::: Record list :::

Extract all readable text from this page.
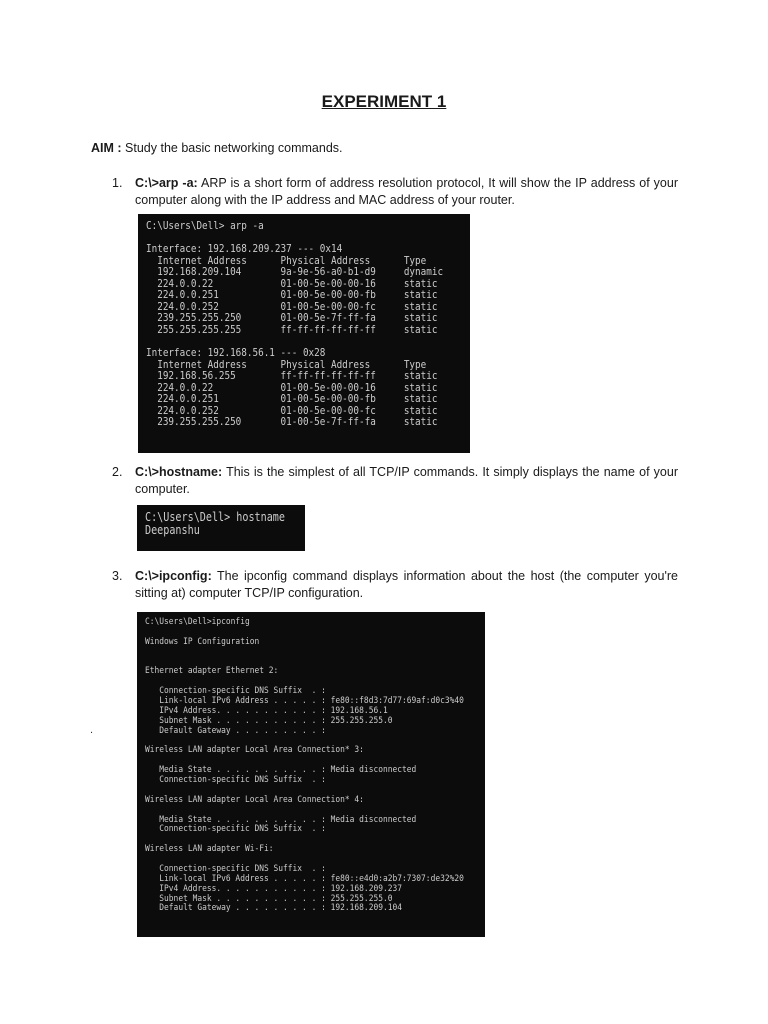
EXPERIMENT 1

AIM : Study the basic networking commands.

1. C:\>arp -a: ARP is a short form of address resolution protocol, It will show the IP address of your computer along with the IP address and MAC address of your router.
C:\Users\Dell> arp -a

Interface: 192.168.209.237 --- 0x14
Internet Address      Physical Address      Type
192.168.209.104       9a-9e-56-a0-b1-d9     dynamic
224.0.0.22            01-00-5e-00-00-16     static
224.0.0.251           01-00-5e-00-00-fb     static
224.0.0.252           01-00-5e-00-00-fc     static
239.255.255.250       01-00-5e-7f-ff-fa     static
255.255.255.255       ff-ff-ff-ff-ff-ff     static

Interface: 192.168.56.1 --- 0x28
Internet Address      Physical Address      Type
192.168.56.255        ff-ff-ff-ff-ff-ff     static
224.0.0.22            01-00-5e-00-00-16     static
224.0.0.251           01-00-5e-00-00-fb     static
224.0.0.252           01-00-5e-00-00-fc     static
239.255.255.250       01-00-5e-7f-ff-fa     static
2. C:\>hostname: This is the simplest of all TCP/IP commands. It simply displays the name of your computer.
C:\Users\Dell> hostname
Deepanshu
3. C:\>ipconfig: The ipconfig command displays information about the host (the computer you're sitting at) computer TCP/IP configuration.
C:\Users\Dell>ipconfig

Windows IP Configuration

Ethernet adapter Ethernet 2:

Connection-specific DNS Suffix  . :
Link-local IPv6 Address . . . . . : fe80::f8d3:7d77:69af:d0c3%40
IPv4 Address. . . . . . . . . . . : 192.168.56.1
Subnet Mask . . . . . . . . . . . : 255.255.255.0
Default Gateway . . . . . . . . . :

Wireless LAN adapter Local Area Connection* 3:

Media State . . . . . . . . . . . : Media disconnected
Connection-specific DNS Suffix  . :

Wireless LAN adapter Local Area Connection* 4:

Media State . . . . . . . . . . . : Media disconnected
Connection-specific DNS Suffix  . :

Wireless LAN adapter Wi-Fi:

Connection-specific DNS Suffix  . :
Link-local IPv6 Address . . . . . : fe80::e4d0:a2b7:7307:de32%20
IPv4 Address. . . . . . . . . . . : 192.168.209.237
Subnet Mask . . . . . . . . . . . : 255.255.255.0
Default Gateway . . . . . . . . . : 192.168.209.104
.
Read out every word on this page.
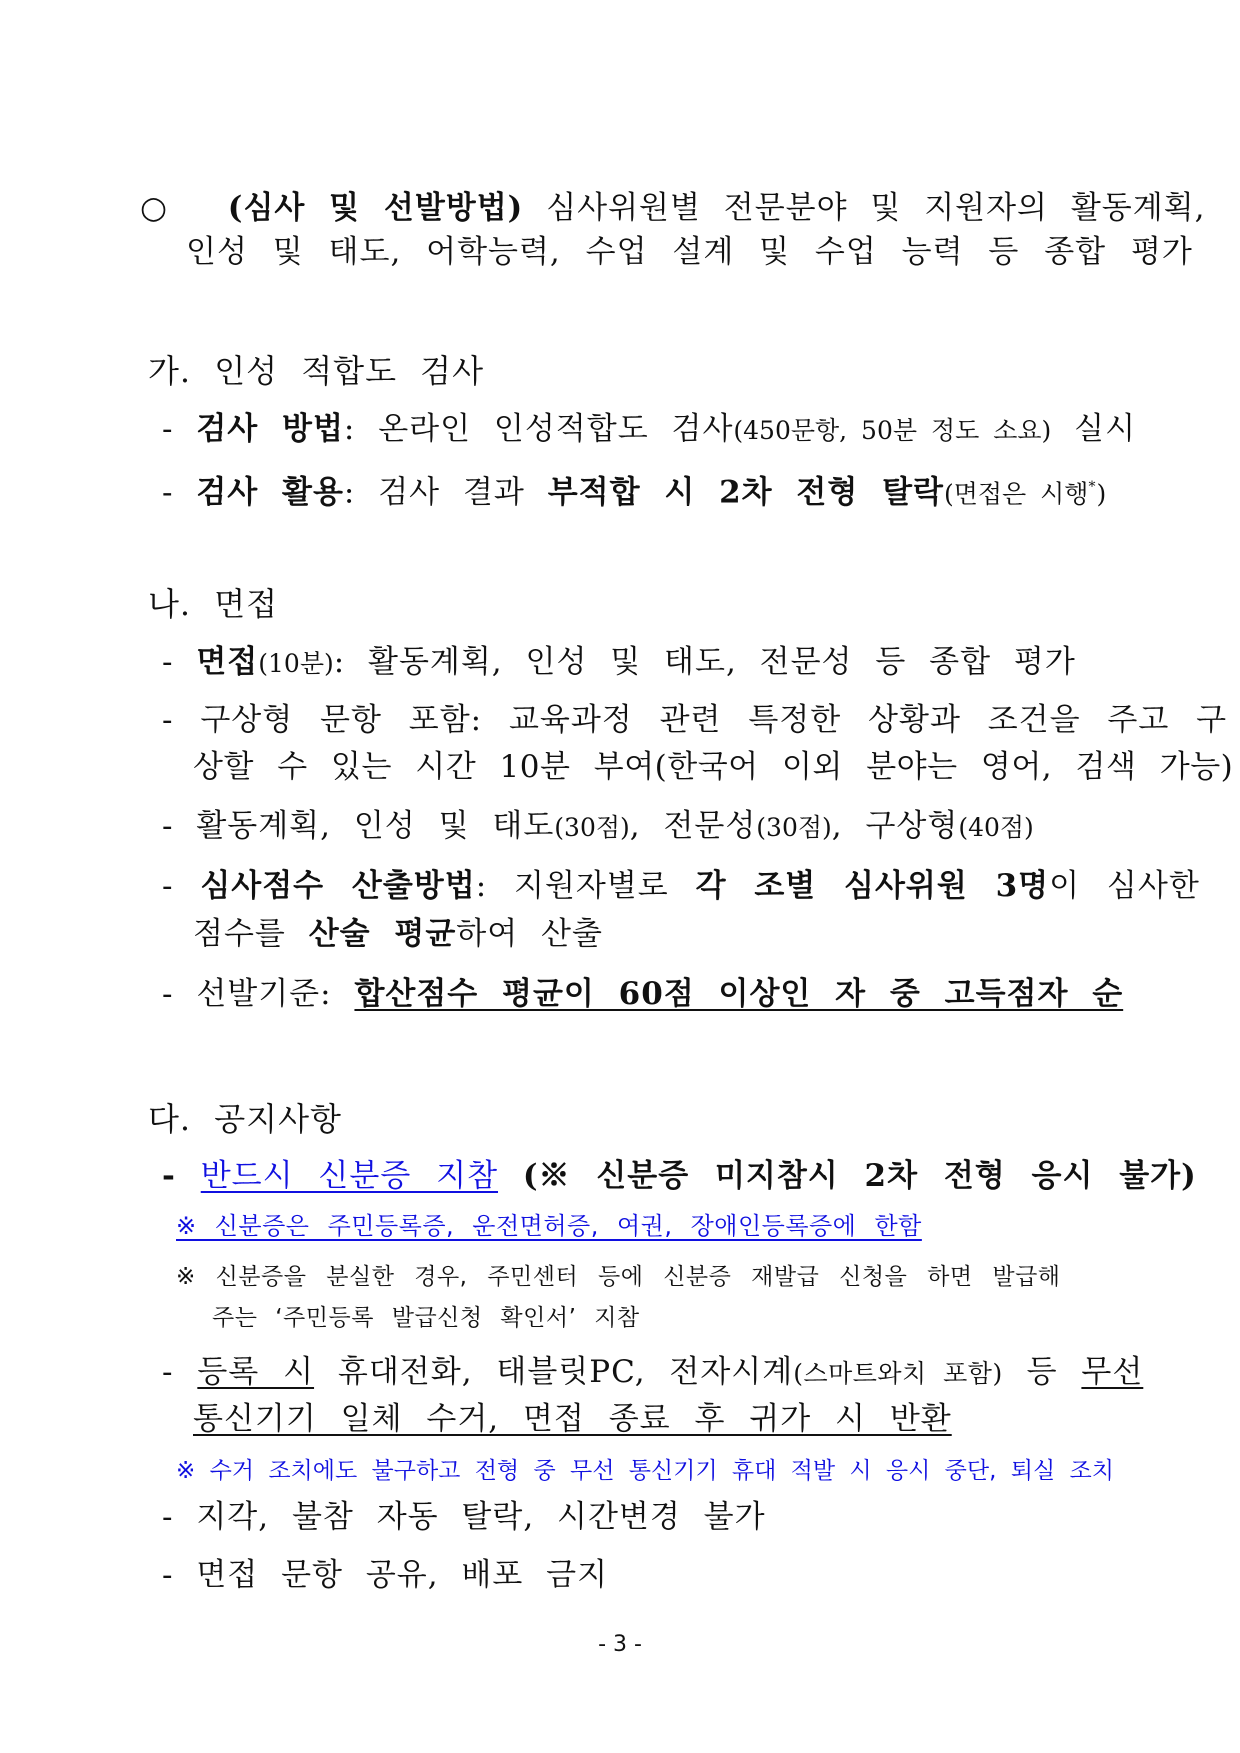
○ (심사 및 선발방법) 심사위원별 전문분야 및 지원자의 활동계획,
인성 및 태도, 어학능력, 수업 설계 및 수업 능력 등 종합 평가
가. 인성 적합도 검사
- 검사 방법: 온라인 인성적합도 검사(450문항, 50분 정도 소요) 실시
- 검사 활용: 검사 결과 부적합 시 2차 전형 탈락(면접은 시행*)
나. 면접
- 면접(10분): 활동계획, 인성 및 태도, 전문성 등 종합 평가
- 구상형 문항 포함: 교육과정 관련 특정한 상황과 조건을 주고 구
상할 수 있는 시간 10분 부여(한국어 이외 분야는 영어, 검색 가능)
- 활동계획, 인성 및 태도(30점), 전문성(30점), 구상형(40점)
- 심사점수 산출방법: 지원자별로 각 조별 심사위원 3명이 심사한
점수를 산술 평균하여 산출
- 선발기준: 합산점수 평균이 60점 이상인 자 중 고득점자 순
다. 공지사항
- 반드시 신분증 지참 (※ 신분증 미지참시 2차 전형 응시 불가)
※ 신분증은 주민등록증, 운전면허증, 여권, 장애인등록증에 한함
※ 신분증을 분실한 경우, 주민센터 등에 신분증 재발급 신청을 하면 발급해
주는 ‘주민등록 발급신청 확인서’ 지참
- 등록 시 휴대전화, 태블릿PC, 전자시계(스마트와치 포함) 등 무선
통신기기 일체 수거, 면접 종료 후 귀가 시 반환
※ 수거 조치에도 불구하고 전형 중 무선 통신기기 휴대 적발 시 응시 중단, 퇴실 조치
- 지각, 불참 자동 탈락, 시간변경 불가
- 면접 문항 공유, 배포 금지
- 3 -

:::

=== Given instruction ===
Repeat the material above word for word and skip every image in it.

=== Answer to the exercise ===
Extract all readable text from this page.
EXPERIMENT 1

AIM : Study the basic networking commands.

1. C:\>arp -a: ARP is a short form of address resolution protocol, It will show the IP address of your computer along with the IP address and MAC address of your router.
C:\Users\Dell> arp -a

Interface: 192.168.209.237 --- 0x14
Internet Address      Physical Address      Type
192.168.209.104       9a-9e-56-a0-b1-d9     dynamic
224.0.0.22            01-00-5e-00-00-16     static
224.0.0.251           01-00-5e-00-00-fb     static
224.0.0.252           01-00-5e-00-00-fc     static
239.255.255.250       01-00-5e-7f-ff-fa     static
255.255.255.255       ff-ff-ff-ff-ff-ff     static

Interface: 192.168.56.1 --- 0x28
Internet Address      Physical Address      Type
192.168.56.255        ff-ff-ff-ff-ff-ff     static
224.0.0.22            01-00-5e-00-00-16     static
224.0.0.251           01-00-5e-00-00-fb     static
224.0.0.252           01-00-5e-00-00-fc     static
239.255.255.250       01-00-5e-7f-ff-fa     static
2. C:\>hostname: This is the simplest of all TCP/IP commands. It simply displays the name of your computer.
C:\Users\Dell> hostname
Deepanshu
3. C:\>ipconfig: The ipconfig command displays information about the host (the computer you're sitting at) computer TCP/IP configuration.
C:\Users\Dell>ipconfig

Windows IP Configuration

Ethernet adapter Ethernet 2:

Connection-specific DNS Suffix  . :
Link-local IPv6 Address . . . . . : fe80::f8d3:7d77:69af:d0c3%40
IPv4 Address. . . . . . . . . . . : 192.168.56.1
Subnet Mask . . . . . . . . . . . : 255.255.255.0
Default Gateway . . . . . . . . . :

Wireless LAN adapter Local Area Connection* 3:

Media State . . . . . . . . . . . : Media disconnected
Connection-specific DNS Suffix  . :

Wireless LAN adapter Local Area Connection* 4:

Media State . . . . . . . . . . . : Media disconnected
Connection-specific DNS Suffix  . :

Wireless LAN adapter Wi-Fi:

Connection-specific DNS Suffix  . :
Link-local IPv6 Address . . . . . : fe80::e4d0:a2b7:7307:de32%20
IPv4 Address. . . . . . . . . . . : 192.168.209.237
Subnet Mask . . . . . . . . . . . : 255.255.255.0
Default Gateway . . . . . . . . . : 192.168.209.104
.
Read out every word on this page.
○ (심사 및 선발방법) 심사위원별 전문분야 및 지원자의 활동계획,
인성 및 태도, 어학능력, 수업 설계 및 수업 능력 등 종합 평가
가. 인성 적합도 검사
- 검사 방법: 온라인 인성적합도 검사(450문항, 50분 정도 소요) 실시
- 검사 활용: 검사 결과 부적합 시 2차 전형 탈락(면접은 시행*)
나. 면접
- 면접(10분): 활동계획, 인성 및 태도, 전문성 등 종합 평가
- 구상형 문항 포함: 교육과정 관련 특정한 상황과 조건을 주고 구
상할 수 있는 시간 10분 부여(한국어 이외 분야는 영어, 검색 가능)
- 활동계획, 인성 및 태도(30점), 전문성(30점), 구상형(40점)
- 심사점수 산출방법: 지원자별로 각 조별 심사위원 3명이 심사한
점수를 산술 평균하여 산출
- 선발기준: 합산점수 평균이 60점 이상인 자 중 고득점자 순
다. 공지사항
- 반드시 신분증 지참 (※ 신분증 미지참시 2차 전형 응시 불가)
※ 신분증은 주민등록증, 운전면허증, 여권, 장애인등록증에 한함
※ 신분증을 분실한 경우, 주민센터 등에 신분증 재발급 신청을 하면 발급해
주는 ‘주민등록 발급신청 확인서’ 지참
- 등록 시 휴대전화, 태블릿PC, 전자시계(스마트와치 포함) 등 무선
통신기기 일체 수거, 면접 종료 후 귀가 시 반환
※ 수거 조치에도 불구하고 전형 중 무선 통신기기 휴대 적발 시 응시 중단, 퇴실 조치
- 지각, 불참 자동 탈락, 시간변경 불가
- 면접 문항 공유, 배포 금지
- 3 -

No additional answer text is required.